** BEGIN Material for this exercise **

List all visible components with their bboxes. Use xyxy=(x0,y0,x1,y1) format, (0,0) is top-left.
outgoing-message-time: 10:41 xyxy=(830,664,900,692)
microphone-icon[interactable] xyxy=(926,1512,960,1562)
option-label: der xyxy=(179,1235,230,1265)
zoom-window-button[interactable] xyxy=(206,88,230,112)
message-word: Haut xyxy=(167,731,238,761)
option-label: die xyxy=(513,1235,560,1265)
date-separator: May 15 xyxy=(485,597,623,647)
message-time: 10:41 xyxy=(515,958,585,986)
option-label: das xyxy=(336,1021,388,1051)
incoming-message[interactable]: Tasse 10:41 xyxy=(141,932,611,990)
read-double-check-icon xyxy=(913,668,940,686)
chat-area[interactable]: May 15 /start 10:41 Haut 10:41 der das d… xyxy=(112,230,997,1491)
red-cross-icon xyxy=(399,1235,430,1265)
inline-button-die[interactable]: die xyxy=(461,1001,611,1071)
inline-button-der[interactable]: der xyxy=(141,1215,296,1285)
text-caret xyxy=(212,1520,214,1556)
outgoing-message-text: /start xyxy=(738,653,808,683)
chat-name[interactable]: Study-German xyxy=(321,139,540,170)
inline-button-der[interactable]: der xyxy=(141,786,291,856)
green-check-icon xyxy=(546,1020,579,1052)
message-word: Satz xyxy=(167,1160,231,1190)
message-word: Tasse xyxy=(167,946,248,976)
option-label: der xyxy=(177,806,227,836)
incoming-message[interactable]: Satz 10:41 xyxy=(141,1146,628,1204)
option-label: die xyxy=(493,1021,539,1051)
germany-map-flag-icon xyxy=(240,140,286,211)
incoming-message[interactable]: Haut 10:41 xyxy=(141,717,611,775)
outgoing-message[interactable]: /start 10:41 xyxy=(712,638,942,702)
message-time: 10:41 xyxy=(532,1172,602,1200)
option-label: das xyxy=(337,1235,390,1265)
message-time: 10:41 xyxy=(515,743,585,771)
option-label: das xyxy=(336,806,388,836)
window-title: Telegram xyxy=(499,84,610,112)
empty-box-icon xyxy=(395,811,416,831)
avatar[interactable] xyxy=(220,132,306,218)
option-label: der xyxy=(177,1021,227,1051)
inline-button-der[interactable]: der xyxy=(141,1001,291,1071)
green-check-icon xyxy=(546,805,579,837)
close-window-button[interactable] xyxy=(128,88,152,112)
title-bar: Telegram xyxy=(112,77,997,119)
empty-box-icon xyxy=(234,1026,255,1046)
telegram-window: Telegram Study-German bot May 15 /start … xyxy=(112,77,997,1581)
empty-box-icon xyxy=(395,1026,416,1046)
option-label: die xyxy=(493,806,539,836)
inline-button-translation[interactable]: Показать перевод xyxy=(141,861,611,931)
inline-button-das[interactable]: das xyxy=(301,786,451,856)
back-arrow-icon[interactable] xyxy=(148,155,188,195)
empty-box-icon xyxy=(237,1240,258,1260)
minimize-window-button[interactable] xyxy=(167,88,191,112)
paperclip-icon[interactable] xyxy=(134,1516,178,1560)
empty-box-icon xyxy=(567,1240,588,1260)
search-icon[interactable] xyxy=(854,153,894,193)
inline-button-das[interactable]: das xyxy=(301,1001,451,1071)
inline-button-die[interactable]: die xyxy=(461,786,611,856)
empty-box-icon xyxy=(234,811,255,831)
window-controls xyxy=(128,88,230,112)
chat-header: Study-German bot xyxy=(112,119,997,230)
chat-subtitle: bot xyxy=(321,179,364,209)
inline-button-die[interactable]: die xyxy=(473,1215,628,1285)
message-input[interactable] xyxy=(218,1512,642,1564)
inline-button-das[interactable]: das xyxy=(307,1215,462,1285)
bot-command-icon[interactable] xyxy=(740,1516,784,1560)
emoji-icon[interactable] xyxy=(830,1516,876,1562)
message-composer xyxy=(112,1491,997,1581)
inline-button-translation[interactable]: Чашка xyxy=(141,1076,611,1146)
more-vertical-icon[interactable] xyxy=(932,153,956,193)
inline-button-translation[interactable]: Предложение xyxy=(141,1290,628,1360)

** END Material for this exercise **

What the task requires
Reproduce every line of the records above, word for word and in the same order.

Full response
List all visible components with their bboxes. Use xyxy=(x0,y0,x1,y1) format, (0,0) is top-left.
outgoing-message-time: 10:41 xyxy=(830,664,900,692)
microphone-icon[interactable] xyxy=(926,1512,960,1562)
option-label: der xyxy=(179,1235,230,1265)
zoom-window-button[interactable] xyxy=(206,88,230,112)
message-word: Haut xyxy=(167,731,238,761)
option-label: die xyxy=(513,1235,560,1265)
date-separator: May 15 xyxy=(485,597,623,647)
message-time: 10:41 xyxy=(515,958,585,986)
option-label: das xyxy=(336,1021,388,1051)
incoming-message[interactable]: Tasse 10:41 xyxy=(141,932,611,990)
read-double-check-icon xyxy=(913,668,940,686)
chat-area[interactable]: May 15 /start 10:41 Haut 10:41 der das d… xyxy=(112,230,997,1491)
red-cross-icon xyxy=(399,1235,430,1265)
inline-button-die[interactable]: die xyxy=(461,1001,611,1071)
inline-button-der[interactable]: der xyxy=(141,1215,296,1285)
text-caret xyxy=(212,1520,214,1556)
outgoing-message-text: /start xyxy=(738,653,808,683)
chat-name[interactable]: Study-German xyxy=(321,139,540,170)
inline-button-der[interactable]: der xyxy=(141,786,291,856)
green-check-icon xyxy=(546,1020,579,1052)
message-word: Satz xyxy=(167,1160,231,1190)
message-word: Tasse xyxy=(167,946,248,976)
option-label: der xyxy=(177,806,227,836)
incoming-message[interactable]: Satz 10:41 xyxy=(141,1146,628,1204)
option-label: die xyxy=(493,1021,539,1051)
germany-map-flag-icon xyxy=(240,140,286,211)
incoming-message[interactable]: Haut 10:41 xyxy=(141,717,611,775)
outgoing-message[interactable]: /start 10:41 xyxy=(712,638,942,702)
message-time: 10:41 xyxy=(532,1172,602,1200)
option-label: das xyxy=(337,1235,390,1265)
message-time: 10:41 xyxy=(515,743,585,771)
option-label: das xyxy=(336,806,388,836)
window-title: Telegram xyxy=(499,84,610,112)
empty-box-icon xyxy=(395,811,416,831)
avatar[interactable] xyxy=(220,132,306,218)
option-label: der xyxy=(177,1021,227,1051)
inline-button-der[interactable]: der xyxy=(141,1001,291,1071)
green-check-icon xyxy=(546,805,579,837)
close-window-button[interactable] xyxy=(128,88,152,112)
title-bar: Telegram xyxy=(112,77,997,119)
empty-box-icon xyxy=(234,1026,255,1046)
telegram-window: Telegram Study-German bot May 15 /start … xyxy=(112,77,997,1581)
empty-box-icon xyxy=(395,1026,416,1046)
option-label: die xyxy=(493,806,539,836)
inline-button-translation[interactable]: Показать перевод xyxy=(141,861,611,931)
inline-button-das[interactable]: das xyxy=(301,786,451,856)
back-arrow-icon[interactable] xyxy=(148,155,188,195)
empty-box-icon xyxy=(237,1240,258,1260)
minimize-window-button[interactable] xyxy=(167,88,191,112)
paperclip-icon[interactable] xyxy=(134,1516,178,1560)
empty-box-icon xyxy=(567,1240,588,1260)
search-icon[interactable] xyxy=(854,153,894,193)
inline-button-das[interactable]: das xyxy=(301,1001,451,1071)
inline-button-die[interactable]: die xyxy=(461,786,611,856)
empty-box-icon xyxy=(234,811,255,831)
window-controls xyxy=(128,88,230,112)
chat-header: Study-German bot xyxy=(112,119,997,230)
chat-subtitle: bot xyxy=(321,179,364,209)
inline-button-die[interactable]: die xyxy=(473,1215,628,1285)
message-input[interactable] xyxy=(218,1512,642,1564)
inline-button-das[interactable]: das xyxy=(307,1215,462,1285)
bot-command-icon[interactable] xyxy=(740,1516,784,1560)
emoji-icon[interactable] xyxy=(830,1516,876,1562)
message-composer xyxy=(112,1491,997,1581)
inline-button-translation[interactable]: Чашка xyxy=(141,1076,611,1146)
more-vertical-icon[interactable] xyxy=(932,153,956,193)
inline-button-translation[interactable]: Предложение xyxy=(141,1290,628,1360)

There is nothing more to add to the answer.